→ Work to do
Output the full material exactly as it appears here.

Data entries

# # # #

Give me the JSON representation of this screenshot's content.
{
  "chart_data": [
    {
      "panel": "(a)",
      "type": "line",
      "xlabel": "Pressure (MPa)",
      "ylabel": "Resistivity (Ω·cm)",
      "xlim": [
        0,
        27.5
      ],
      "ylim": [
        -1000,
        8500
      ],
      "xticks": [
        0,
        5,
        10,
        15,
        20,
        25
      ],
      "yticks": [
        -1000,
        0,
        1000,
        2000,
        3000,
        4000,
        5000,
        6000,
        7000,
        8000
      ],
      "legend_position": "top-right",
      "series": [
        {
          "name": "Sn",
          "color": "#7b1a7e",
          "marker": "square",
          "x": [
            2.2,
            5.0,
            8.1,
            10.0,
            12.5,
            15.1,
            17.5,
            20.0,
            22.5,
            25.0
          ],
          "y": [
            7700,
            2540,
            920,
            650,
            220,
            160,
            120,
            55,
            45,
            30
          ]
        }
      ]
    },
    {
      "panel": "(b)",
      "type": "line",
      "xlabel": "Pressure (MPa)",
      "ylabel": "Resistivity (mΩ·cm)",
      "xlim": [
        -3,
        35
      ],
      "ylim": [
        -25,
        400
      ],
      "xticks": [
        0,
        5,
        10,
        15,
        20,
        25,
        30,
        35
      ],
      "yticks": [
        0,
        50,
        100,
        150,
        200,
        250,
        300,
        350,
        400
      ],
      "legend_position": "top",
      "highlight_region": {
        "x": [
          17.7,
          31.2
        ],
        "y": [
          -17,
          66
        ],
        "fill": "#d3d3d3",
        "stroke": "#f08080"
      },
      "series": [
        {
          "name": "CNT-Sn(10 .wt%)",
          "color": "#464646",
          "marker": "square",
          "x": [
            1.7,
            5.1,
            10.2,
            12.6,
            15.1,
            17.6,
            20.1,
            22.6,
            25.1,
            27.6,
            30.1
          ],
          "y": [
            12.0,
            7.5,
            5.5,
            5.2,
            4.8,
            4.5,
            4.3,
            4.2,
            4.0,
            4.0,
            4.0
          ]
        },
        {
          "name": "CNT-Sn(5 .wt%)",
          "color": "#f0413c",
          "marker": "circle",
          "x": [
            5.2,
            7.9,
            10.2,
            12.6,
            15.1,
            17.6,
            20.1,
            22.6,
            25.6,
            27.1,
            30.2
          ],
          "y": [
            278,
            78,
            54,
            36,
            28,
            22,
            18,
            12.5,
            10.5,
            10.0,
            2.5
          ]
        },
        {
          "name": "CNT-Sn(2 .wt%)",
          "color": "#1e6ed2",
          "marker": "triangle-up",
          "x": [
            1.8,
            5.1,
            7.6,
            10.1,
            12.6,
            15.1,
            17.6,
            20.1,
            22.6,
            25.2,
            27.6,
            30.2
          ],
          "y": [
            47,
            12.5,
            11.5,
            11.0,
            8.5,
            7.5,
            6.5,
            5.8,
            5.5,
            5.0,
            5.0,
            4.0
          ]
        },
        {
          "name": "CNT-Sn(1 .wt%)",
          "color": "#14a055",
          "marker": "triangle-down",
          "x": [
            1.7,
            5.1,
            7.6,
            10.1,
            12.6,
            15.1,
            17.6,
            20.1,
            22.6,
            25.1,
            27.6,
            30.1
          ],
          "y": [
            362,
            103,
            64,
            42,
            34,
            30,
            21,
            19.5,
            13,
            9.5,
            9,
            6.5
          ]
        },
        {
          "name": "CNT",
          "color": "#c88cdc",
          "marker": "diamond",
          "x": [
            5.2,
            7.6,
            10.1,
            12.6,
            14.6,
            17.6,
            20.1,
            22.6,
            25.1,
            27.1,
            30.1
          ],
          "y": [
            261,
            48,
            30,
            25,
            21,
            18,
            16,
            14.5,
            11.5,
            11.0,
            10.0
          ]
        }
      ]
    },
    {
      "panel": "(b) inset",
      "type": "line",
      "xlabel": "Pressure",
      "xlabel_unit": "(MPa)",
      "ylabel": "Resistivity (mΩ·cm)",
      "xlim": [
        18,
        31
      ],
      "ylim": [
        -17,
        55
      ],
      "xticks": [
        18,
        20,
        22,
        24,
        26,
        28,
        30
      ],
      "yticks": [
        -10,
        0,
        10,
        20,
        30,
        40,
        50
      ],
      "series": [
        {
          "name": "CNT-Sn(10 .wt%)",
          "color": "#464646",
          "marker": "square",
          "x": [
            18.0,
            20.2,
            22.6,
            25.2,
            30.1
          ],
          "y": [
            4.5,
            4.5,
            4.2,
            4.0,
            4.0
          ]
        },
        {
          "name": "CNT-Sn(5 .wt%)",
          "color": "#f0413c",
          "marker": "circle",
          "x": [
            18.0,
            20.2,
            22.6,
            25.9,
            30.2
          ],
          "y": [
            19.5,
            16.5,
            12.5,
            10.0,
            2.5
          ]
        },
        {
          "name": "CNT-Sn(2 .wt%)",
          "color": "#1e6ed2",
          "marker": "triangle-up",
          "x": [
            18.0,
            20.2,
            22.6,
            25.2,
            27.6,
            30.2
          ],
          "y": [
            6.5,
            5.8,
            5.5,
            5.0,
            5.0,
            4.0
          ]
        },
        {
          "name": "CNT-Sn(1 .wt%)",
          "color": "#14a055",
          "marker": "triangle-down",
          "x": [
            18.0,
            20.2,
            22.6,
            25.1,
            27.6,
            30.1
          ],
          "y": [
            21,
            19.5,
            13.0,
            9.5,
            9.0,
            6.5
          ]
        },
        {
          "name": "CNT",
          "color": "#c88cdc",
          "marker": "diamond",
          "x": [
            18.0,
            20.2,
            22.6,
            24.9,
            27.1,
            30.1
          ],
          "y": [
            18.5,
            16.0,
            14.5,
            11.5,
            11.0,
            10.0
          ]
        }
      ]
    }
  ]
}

# # # #

→ Exercise answer
Give me the JSON representation of this screenshot's content.
{
  "chart_data": [
    {
      "panel": "(a)",
      "type": "line",
      "xlabel": "Pressure (MPa)",
      "ylabel": "Resistivity (Ω·cm)",
      "xlim": [
        0,
        27.5
      ],
      "ylim": [
        -1000,
        8500
      ],
      "xticks": [
        0,
        5,
        10,
        15,
        20,
        25
      ],
      "yticks": [
        -1000,
        0,
        1000,
        2000,
        3000,
        4000,
        5000,
        6000,
        7000,
        8000
      ],
      "legend_position": "top-right",
      "series": [
        {
          "name": "Sn",
          "color": "#7b1a7e",
          "marker": "square",
          "x": [
            2.2,
            5.0,
            8.1,
            10.0,
            12.5,
            15.1,
            17.5,
            20.0,
            22.5,
            25.0
          ],
          "y": [
            7700,
            2540,
            920,
            650,
            220,
            160,
            120,
            55,
            45,
            30
          ]
        }
      ]
    },
    {
      "panel": "(b)",
      "type": "line",
      "xlabel": "Pressure (MPa)",
      "ylabel": "Resistivity (mΩ·cm)",
      "xlim": [
        -3,
        35
      ],
      "ylim": [
        -25,
        400
      ],
      "xticks": [
        0,
        5,
        10,
        15,
        20,
        25,
        30,
        35
      ],
      "yticks": [
        0,
        50,
        100,
        150,
        200,
        250,
        300,
        350,
        400
      ],
      "legend_position": "top",
      "highlight_region": {
        "x": [
          17.7,
          31.2
        ],
        "y": [
          -17,
          66
        ],
        "fill": "#d3d3d3",
        "stroke": "#f08080"
      },
      "series": [
        {
          "name": "CNT-Sn(10 .wt%)",
          "color": "#464646",
          "marker": "square",
          "x": [
            1.7,
            5.1,
            10.2,
            12.6,
            15.1,
            17.6,
            20.1,
            22.6,
            25.1,
            27.6,
            30.1
          ],
          "y": [
            12.0,
            7.5,
            5.5,
            5.2,
            4.8,
            4.5,
            4.3,
            4.2,
            4.0,
            4.0,
            4.0
          ]
        },
        {
          "name": "CNT-Sn(5 .wt%)",
          "color": "#f0413c",
          "marker": "circle",
          "x": [
            5.2,
            7.9,
            10.2,
            12.6,
            15.1,
            17.6,
            20.1,
            22.6,
            25.6,
            27.1,
            30.2
          ],
          "y": [
            278,
            78,
            54,
            36,
            28,
            22,
            18,
            12.5,
            10.5,
            10.0,
            2.5
          ]
        },
        {
          "name": "CNT-Sn(2 .wt%)",
          "color": "#1e6ed2",
          "marker": "triangle-up",
          "x": [
            1.8,
            5.1,
            7.6,
            10.1,
            12.6,
            15.1,
            17.6,
            20.1,
            22.6,
            25.2,
            27.6,
            30.2
          ],
          "y": [
            47,
            12.5,
            11.5,
            11.0,
            8.5,
            7.5,
            6.5,
            5.8,
            5.5,
            5.0,
            5.0,
            4.0
          ]
        },
        {
          "name": "CNT-Sn(1 .wt%)",
          "color": "#14a055",
          "marker": "triangle-down",
          "x": [
            1.7,
            5.1,
            7.6,
            10.1,
            12.6,
            15.1,
            17.6,
            20.1,
            22.6,
            25.1,
            27.6,
            30.1
          ],
          "y": [
            362,
            103,
            64,
            42,
            34,
            30,
            21,
            19.5,
            13,
            9.5,
            9,
            6.5
          ]
        },
        {
          "name": "CNT",
          "color": "#c88cdc",
          "marker": "diamond",
          "x": [
            5.2,
            7.6,
            10.1,
            12.6,
            14.6,
            17.6,
            20.1,
            22.6,
            25.1,
            27.1,
            30.1
          ],
          "y": [
            261,
            48,
            30,
            25,
            21,
            18,
            16,
            14.5,
            11.5,
            11.0,
            10.0
          ]
        }
      ]
    },
    {
      "panel": "(b) inset",
      "type": "line",
      "xlabel": "Pressure",
      "xlabel_unit": "(MPa)",
      "ylabel": "Resistivity (mΩ·cm)",
      "xlim": [
        18,
        31
      ],
      "ylim": [
        -17,
        55
      ],
      "xticks": [
        18,
        20,
        22,
        24,
        26,
        28,
        30
      ],
      "yticks": [
        -10,
        0,
        10,
        20,
        30,
        40,
        50
      ],
      "series": [
        {
          "name": "CNT-Sn(10 .wt%)",
          "color": "#464646",
          "marker": "square",
          "x": [
            18.0,
            20.2,
            22.6,
            25.2,
            30.1
          ],
          "y": [
            4.5,
            4.5,
            4.2,
            4.0,
            4.0
          ]
        },
        {
          "name": "CNT-Sn(5 .wt%)",
          "color": "#f0413c",
          "marker": "circle",
          "x": [
            18.0,
            20.2,
            22.6,
            25.9,
            30.2
          ],
          "y": [
            19.5,
            16.5,
            12.5,
            10.0,
            2.5
          ]
        },
        {
          "name": "CNT-Sn(2 .wt%)",
          "color": "#1e6ed2",
          "marker": "triangle-up",
          "x": [
            18.0,
            20.2,
            22.6,
            25.2,
            27.6,
            30.2
          ],
          "y": [
            6.5,
            5.8,
            5.5,
            5.0,
            5.0,
            4.0
          ]
        },
        {
          "name": "CNT-Sn(1 .wt%)",
          "color": "#14a055",
          "marker": "triangle-down",
          "x": [
            18.0,
            20.2,
            22.6,
            25.1,
            27.6,
            30.1
          ],
          "y": [
            21,
            19.5,
            13.0,
            9.5,
            9.0,
            6.5
          ]
        },
        {
          "name": "CNT",
          "color": "#c88cdc",
          "marker": "diamond",
          "x": [
            18.0,
            20.2,
            22.6,
            24.9,
            27.1,
            30.1
          ],
          "y": [
            18.5,
            16.0,
            14.5,
            11.5,
            11.0,
            10.0
          ]
        }
      ]
    }
  ]
}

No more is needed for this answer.